» Directions
Restate, word for word, every line of the data.

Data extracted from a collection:
· · · · ·
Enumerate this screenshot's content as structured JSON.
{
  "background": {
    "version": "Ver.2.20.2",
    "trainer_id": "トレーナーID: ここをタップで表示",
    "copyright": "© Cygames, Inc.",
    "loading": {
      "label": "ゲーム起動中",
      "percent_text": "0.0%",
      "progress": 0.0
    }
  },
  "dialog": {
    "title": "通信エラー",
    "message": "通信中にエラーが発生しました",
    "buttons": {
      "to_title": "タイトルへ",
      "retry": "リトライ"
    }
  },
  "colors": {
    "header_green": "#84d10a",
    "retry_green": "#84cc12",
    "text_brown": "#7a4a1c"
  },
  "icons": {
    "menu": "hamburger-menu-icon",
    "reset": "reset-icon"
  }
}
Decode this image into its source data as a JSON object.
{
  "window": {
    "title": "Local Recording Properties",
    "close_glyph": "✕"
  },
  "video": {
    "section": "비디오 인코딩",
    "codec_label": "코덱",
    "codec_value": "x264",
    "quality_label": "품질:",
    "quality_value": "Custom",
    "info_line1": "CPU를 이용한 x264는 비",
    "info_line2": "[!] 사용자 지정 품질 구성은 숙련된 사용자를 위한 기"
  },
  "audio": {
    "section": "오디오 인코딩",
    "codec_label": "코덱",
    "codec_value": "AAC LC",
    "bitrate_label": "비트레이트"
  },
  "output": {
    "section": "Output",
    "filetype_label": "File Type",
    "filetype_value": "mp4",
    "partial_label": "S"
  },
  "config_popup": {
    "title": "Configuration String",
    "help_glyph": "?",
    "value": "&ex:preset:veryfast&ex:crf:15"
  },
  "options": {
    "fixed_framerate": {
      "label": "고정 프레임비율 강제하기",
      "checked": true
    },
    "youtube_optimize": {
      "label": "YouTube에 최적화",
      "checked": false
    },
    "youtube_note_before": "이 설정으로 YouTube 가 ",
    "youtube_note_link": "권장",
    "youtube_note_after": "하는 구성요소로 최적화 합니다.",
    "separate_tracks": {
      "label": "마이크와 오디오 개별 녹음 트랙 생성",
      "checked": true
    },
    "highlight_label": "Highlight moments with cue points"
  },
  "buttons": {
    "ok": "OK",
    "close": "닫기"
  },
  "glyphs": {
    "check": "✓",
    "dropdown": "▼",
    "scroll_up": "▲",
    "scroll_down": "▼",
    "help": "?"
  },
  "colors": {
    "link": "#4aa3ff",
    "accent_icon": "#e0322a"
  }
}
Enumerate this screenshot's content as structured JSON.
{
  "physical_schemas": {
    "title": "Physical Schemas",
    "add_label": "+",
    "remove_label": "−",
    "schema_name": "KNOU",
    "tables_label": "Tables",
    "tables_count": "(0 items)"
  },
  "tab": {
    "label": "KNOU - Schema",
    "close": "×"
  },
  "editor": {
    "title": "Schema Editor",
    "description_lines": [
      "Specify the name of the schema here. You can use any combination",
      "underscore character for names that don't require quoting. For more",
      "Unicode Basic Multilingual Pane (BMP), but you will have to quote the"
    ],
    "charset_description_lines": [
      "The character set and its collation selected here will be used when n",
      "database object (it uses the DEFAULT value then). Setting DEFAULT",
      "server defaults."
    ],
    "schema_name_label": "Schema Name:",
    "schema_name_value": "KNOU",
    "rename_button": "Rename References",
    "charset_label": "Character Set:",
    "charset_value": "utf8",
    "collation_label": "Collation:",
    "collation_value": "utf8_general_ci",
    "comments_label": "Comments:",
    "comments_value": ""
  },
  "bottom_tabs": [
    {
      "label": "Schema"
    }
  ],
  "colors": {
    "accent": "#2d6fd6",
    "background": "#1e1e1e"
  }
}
· · · · ·
» Complete answer
Enumerate this screenshot's content as structured JSON.
{
  "background": {
    "version": "Ver.2.20.2",
    "trainer_id": "トレーナーID: ここをタップで表示",
    "copyright": "© Cygames, Inc.",
    "loading": {
      "label": "ゲーム起動中",
      "percent_text": "0.0%",
      "progress": 0.0
    }
  },
  "dialog": {
    "title": "通信エラー",
    "message": "通信中にエラーが発生しました",
    "buttons": {
      "to_title": "タイトルへ",
      "retry": "リトライ"
    }
  },
  "colors": {
    "header_green": "#84d10a",
    "retry_green": "#84cc12",
    "text_brown": "#7a4a1c"
  },
  "icons": {
    "menu": "hamburger-menu-icon",
    "reset": "reset-icon"
  }
}
Decode this image into its source data as a JSON object.
{
  "window": {
    "title": "Local Recording Properties",
    "close_glyph": "✕"
  },
  "video": {
    "section": "비디오 인코딩",
    "codec_label": "코덱",
    "codec_value": "x264",
    "quality_label": "품질:",
    "quality_value": "Custom",
    "info_line1": "CPU를 이용한 x264는 비",
    "info_line2": "[!] 사용자 지정 품질 구성은 숙련된 사용자를 위한 기"
  },
  "audio": {
    "section": "오디오 인코딩",
    "codec_label": "코덱",
    "codec_value": "AAC LC",
    "bitrate_label": "비트레이트"
  },
  "output": {
    "section": "Output",
    "filetype_label": "File Type",
    "filetype_value": "mp4",
    "partial_label": "S"
  },
  "config_popup": {
    "title": "Configuration String",
    "help_glyph": "?",
    "value": "&ex:preset:veryfast&ex:crf:15"
  },
  "options": {
    "fixed_framerate": {
      "label": "고정 프레임비율 강제하기",
      "checked": true
    },
    "youtube_optimize": {
      "label": "YouTube에 최적화",
      "checked": false
    },
    "youtube_note_before": "이 설정으로 YouTube 가 ",
    "youtube_note_link": "권장",
    "youtube_note_after": "하는 구성요소로 최적화 합니다.",
    "separate_tracks": {
      "label": "마이크와 오디오 개별 녹음 트랙 생성",
      "checked": true
    },
    "highlight_label": "Highlight moments with cue points"
  },
  "buttons": {
    "ok": "OK",
    "close": "닫기"
  },
  "glyphs": {
    "check": "✓",
    "dropdown": "▼",
    "scroll_up": "▲",
    "scroll_down": "▼",
    "help": "?"
  },
  "colors": {
    "link": "#4aa3ff",
    "accent_icon": "#e0322a"
  }
}
Enumerate this screenshot's content as structured JSON.
{
  "physical_schemas": {
    "title": "Physical Schemas",
    "add_label": "+",
    "remove_label": "−",
    "schema_name": "KNOU",
    "tables_label": "Tables",
    "tables_count": "(0 items)"
  },
  "tab": {
    "label": "KNOU - Schema",
    "close": "×"
  },
  "editor": {
    "title": "Schema Editor",
    "description_lines": [
      "Specify the name of the schema here. You can use any combination",
      "underscore character for names that don't require quoting. For more",
      "Unicode Basic Multilingual Pane (BMP), but you will have to quote the"
    ],
    "charset_description_lines": [
      "The character set and its collation selected here will be used when n",
      "database object (it uses the DEFAULT value then). Setting DEFAULT",
      "server defaults."
    ],
    "schema_name_label": "Schema Name:",
    "schema_name_value": "KNOU",
    "rename_button": "Rename References",
    "charset_label": "Character Set:",
    "charset_value": "utf8",
    "collation_label": "Collation:",
    "collation_value": "utf8_general_ci",
    "comments_label": "Comments:",
    "comments_value": ""
  },
  "bottom_tabs": [
    {
      "label": "Schema"
    }
  ],
  "colors": {
    "accent": "#2d6fd6",
    "background": "#1e1e1e"
  }
}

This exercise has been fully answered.